● DATA PROVIDED:
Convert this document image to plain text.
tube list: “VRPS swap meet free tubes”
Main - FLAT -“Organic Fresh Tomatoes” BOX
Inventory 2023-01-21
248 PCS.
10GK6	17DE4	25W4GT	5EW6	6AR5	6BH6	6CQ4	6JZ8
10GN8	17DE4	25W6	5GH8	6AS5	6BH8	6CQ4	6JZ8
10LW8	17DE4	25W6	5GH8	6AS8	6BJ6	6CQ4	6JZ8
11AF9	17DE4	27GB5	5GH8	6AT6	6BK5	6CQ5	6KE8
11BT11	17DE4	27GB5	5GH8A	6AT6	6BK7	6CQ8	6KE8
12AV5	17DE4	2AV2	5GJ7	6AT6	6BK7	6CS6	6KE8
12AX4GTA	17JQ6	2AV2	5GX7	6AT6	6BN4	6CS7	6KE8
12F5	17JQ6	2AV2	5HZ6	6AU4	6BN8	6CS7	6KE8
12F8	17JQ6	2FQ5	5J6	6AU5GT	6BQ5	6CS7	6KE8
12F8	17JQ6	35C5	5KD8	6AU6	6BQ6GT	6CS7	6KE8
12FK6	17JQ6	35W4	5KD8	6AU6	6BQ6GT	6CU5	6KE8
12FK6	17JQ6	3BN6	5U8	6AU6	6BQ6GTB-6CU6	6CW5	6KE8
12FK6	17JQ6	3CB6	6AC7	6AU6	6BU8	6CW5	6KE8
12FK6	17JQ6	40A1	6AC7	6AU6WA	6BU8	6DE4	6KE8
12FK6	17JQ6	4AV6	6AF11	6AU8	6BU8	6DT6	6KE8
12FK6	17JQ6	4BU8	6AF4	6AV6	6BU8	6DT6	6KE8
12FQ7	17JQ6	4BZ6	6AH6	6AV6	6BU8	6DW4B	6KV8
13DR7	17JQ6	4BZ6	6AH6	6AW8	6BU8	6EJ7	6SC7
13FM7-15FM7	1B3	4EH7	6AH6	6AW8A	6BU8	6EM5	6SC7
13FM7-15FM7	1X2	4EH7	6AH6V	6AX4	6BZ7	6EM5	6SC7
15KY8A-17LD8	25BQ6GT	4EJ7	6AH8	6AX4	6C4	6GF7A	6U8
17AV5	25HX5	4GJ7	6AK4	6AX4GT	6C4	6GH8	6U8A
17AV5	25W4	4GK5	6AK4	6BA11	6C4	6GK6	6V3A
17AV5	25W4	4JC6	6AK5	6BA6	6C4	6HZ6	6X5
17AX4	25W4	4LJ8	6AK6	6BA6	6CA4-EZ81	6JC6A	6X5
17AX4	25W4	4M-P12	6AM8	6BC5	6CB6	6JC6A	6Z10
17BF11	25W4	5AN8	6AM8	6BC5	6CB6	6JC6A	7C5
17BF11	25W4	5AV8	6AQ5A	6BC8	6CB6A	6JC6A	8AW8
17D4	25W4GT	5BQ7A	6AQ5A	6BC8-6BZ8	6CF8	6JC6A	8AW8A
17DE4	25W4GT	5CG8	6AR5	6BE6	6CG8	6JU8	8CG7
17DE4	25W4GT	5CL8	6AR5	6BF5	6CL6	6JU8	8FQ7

● BRIEF:
Reproduce the entire listing word for word.

● REPLY:
Convert this document image to plain text.
tube list: “VRPS swap meet free tubes”
Main - FLAT -“Organic Fresh Tomatoes” BOX
Inventory 2023-01-21
248 PCS.
10GK6	17DE4	25W4GT	5EW6	6AR5	6BH6	6CQ4	6JZ8
10GN8	17DE4	25W6	5GH8	6AS5	6BH8	6CQ4	6JZ8
10LW8	17DE4	25W6	5GH8	6AS8	6BJ6	6CQ4	6JZ8
11AF9	17DE4	27GB5	5GH8	6AT6	6BK5	6CQ5	6KE8
11BT11	17DE4	27GB5	5GH8A	6AT6	6BK7	6CQ8	6KE8
12AV5	17DE4	2AV2	5GJ7	6AT6	6BK7	6CS6	6KE8
12AX4GTA	17JQ6	2AV2	5GX7	6AT6	6BN4	6CS7	6KE8
12F5	17JQ6	2AV2	5HZ6	6AU4	6BN8	6CS7	6KE8
12F8	17JQ6	2FQ5	5J6	6AU5GT	6BQ5	6CS7	6KE8
12F8	17JQ6	35C5	5KD8	6AU6	6BQ6GT	6CS7	6KE8
12FK6	17JQ6	35W4	5KD8	6AU6	6BQ6GT	6CU5	6KE8
12FK6	17JQ6	3BN6	5U8	6AU6	6BQ6GTB-6CU6	6CW5	6KE8
12FK6	17JQ6	3CB6	6AC7	6AU6	6BU8	6CW5	6KE8
12FK6	17JQ6	40A1	6AC7	6AU6WA	6BU8	6DE4	6KE8
12FK6	17JQ6	4AV6	6AF11	6AU8	6BU8	6DT6	6KE8
12FK6	17JQ6	4BU8	6AF4	6AV6	6BU8	6DT6	6KE8
12FQ7	17JQ6	4BZ6	6AH6	6AV6	6BU8	6DW4B	6KV8
13DR7	17JQ6	4BZ6	6AH6	6AW8	6BU8	6EJ7	6SC7
13FM7-15FM7	1B3	4EH7	6AH6	6AW8A	6BU8	6EM5	6SC7
13FM7-15FM7	1X2	4EH7	6AH6V	6AX4	6BZ7	6EM5	6SC7
15KY8A-17LD8	25BQ6GT	4EJ7	6AH8	6AX4	6C4	6GF7A	6U8
17AV5	25HX5	4GJ7	6AK4	6AX4GT	6C4	6GH8	6U8A
17AV5	25W4	4GK5	6AK4	6BA11	6C4	6GK6	6V3A
17AV5	25W4	4JC6	6AK5	6BA6	6C4	6HZ6	6X5
17AX4	25W4	4LJ8	6AK6	6BA6	6CA4-EZ81	6JC6A	6X5
17AX4	25W4	4M-P12	6AM8	6BC5	6CB6	6JC6A	6Z10
17BF11	25W4	5AN8	6AM8	6BC5	6CB6	6JC6A	7C5
17BF11	25W4	5AV8	6AQ5A	6BC8	6CB6A	6JC6A	8AW8
17D4	25W4GT	5BQ7A	6AQ5A	6BC8-6BZ8	6CF8	6JC6A	8AW8A
17DE4	25W4GT	5CG8	6AR5	6BE6	6CG8	6JU8	8CG7
17DE4	25W4GT	5CL8	6AR5	6BF5	6CL6	6JU8	8FQ7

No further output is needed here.